Work to complete.
Tally all lines containing the word "Waakye". Give the number alone.

Rows.
____

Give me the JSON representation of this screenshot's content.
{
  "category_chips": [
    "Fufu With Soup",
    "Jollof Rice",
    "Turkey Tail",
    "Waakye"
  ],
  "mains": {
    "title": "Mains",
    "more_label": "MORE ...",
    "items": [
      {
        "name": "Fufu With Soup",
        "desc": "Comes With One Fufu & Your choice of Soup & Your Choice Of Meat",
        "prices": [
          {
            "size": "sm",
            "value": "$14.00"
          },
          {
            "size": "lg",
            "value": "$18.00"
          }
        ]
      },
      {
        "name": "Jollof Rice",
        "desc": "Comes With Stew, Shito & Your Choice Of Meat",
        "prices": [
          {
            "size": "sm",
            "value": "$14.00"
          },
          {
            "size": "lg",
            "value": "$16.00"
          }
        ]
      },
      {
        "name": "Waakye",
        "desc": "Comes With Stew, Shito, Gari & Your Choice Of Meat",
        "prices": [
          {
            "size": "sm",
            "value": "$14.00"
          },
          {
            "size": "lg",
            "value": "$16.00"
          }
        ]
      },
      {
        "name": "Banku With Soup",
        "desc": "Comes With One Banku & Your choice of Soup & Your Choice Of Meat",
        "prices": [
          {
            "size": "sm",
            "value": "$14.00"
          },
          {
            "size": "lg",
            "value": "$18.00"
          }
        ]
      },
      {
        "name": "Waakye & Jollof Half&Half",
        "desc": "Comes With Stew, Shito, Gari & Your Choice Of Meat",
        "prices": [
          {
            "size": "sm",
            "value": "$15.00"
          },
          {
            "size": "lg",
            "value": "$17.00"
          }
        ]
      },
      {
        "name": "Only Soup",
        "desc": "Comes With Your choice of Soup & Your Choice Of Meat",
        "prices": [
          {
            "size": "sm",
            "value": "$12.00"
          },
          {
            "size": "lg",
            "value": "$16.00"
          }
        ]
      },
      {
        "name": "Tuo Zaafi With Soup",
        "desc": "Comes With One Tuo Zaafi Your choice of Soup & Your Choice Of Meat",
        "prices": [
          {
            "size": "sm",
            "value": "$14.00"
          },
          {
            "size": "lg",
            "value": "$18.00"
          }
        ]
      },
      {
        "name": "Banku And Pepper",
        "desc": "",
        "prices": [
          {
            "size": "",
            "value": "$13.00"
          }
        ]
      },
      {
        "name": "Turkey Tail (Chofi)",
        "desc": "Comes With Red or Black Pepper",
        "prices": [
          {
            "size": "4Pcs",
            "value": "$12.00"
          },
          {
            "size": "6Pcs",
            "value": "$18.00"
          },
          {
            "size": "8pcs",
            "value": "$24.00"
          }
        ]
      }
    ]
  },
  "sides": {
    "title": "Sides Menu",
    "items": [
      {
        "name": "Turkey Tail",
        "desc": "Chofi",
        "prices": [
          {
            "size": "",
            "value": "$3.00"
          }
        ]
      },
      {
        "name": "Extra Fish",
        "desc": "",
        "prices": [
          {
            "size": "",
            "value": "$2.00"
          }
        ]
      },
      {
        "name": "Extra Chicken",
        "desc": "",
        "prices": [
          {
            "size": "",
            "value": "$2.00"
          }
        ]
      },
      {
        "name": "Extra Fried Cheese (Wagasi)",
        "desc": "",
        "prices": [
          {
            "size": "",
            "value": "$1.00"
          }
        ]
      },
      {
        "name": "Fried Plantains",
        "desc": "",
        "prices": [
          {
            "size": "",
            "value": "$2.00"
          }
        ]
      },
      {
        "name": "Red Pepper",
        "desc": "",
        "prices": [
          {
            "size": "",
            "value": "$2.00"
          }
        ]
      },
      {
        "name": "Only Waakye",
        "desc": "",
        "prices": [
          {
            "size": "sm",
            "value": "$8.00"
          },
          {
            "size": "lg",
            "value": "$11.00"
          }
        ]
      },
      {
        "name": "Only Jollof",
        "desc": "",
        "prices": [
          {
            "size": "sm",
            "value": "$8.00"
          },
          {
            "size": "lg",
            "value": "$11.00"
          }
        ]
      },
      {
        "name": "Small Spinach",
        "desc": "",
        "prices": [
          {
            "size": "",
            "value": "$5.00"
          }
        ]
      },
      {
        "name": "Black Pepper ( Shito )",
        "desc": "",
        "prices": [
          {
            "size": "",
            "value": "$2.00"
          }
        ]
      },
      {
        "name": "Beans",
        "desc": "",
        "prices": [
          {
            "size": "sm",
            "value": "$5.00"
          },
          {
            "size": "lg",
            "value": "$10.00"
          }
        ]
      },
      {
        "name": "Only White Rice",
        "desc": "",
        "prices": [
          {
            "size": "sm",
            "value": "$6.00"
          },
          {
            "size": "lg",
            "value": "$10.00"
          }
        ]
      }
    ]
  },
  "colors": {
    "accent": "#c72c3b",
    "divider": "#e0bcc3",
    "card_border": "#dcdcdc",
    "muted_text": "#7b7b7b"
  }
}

____

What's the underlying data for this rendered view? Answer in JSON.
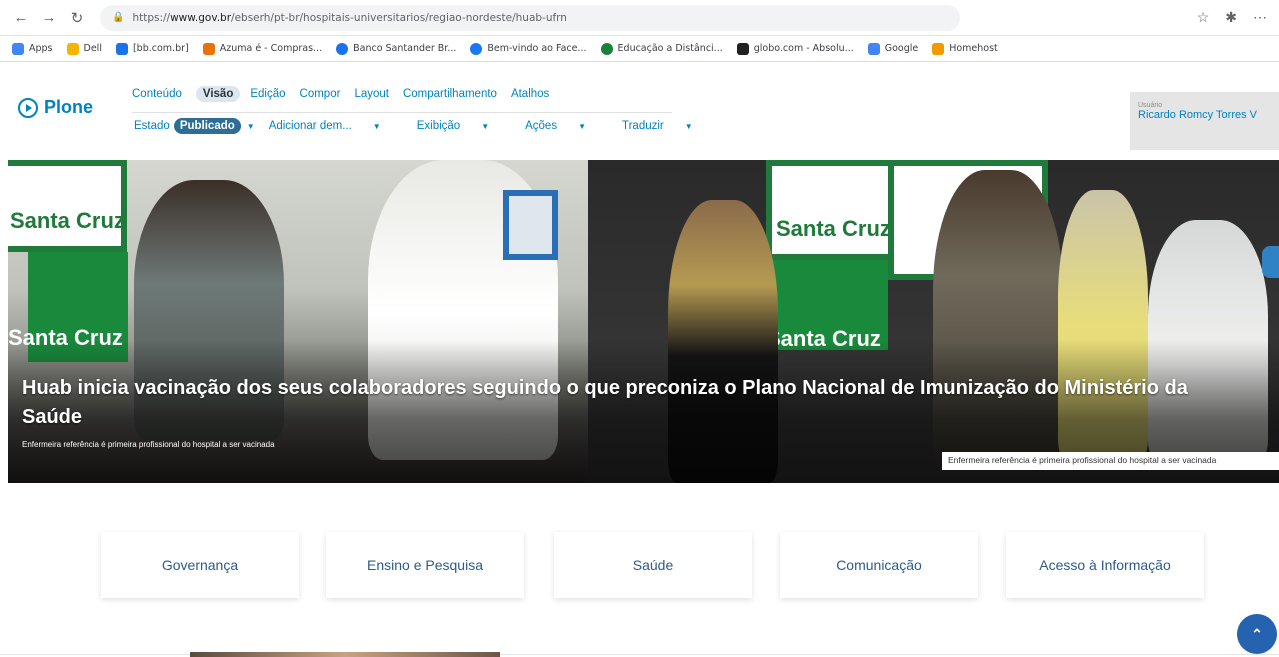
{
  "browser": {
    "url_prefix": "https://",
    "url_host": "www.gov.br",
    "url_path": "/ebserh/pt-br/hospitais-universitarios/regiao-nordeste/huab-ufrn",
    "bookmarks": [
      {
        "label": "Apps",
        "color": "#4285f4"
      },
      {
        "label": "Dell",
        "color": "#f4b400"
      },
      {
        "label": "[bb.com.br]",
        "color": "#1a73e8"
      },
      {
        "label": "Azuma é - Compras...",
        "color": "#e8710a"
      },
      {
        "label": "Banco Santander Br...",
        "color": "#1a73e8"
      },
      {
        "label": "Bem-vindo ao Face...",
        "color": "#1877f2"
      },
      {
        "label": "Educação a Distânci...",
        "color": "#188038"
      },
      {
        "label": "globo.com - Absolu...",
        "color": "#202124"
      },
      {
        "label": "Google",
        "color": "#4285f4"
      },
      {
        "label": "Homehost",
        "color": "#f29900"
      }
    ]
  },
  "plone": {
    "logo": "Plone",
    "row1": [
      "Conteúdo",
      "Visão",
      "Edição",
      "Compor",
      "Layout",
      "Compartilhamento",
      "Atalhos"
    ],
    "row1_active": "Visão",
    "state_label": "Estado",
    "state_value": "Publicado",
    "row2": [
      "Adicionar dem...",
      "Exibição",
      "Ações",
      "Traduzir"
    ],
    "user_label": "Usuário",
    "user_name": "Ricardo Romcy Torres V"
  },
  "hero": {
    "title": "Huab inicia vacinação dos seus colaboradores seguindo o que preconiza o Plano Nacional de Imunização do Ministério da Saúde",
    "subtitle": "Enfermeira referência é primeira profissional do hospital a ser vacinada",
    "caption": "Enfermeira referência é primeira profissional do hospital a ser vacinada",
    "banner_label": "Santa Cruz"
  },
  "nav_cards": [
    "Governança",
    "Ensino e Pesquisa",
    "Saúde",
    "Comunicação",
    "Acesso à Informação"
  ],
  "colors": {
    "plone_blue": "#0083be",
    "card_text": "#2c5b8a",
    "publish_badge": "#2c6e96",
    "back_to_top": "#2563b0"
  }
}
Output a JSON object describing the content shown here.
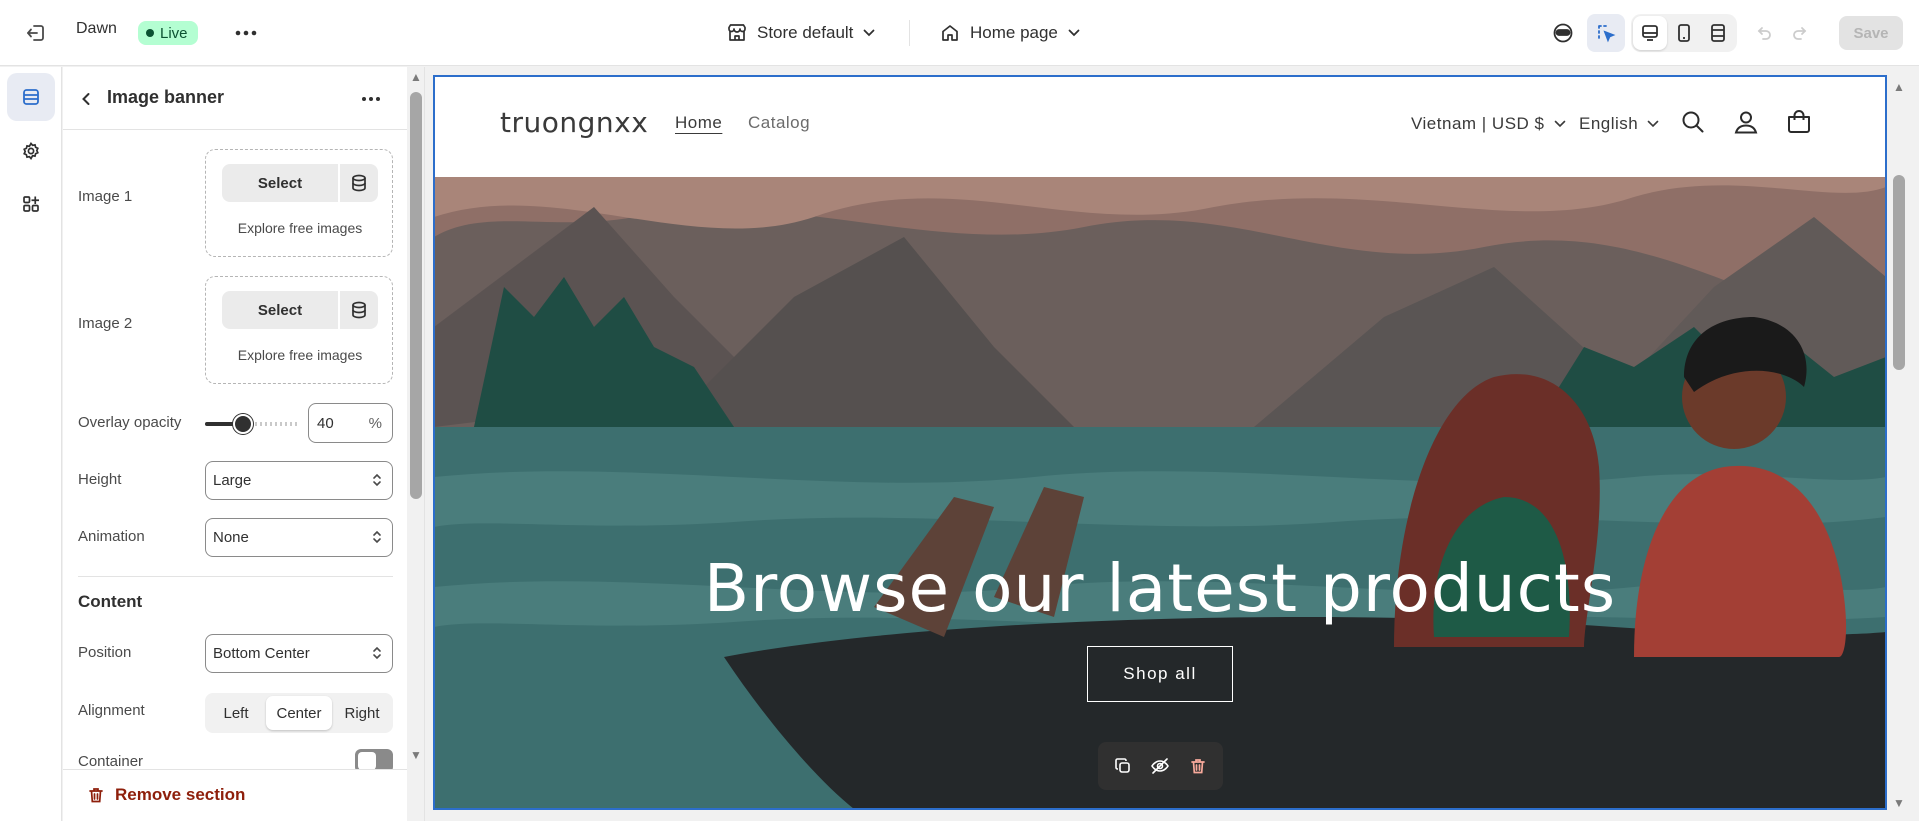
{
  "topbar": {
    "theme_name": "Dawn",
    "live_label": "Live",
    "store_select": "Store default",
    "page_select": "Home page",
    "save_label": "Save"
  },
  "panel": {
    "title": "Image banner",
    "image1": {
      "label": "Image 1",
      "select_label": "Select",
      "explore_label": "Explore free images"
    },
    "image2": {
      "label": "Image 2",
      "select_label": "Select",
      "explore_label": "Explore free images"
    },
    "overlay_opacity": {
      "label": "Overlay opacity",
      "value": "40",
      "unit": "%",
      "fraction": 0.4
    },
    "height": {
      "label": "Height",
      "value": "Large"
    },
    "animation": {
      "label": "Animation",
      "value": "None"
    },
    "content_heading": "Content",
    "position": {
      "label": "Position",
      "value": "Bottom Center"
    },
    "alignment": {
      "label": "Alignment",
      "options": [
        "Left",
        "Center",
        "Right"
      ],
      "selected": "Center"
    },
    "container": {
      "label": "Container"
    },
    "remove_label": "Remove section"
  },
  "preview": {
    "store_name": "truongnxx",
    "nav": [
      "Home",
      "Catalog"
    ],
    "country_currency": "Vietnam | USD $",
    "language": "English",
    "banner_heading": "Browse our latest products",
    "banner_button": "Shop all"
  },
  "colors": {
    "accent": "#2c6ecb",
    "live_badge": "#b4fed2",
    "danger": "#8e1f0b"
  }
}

____

Reply to the task.
4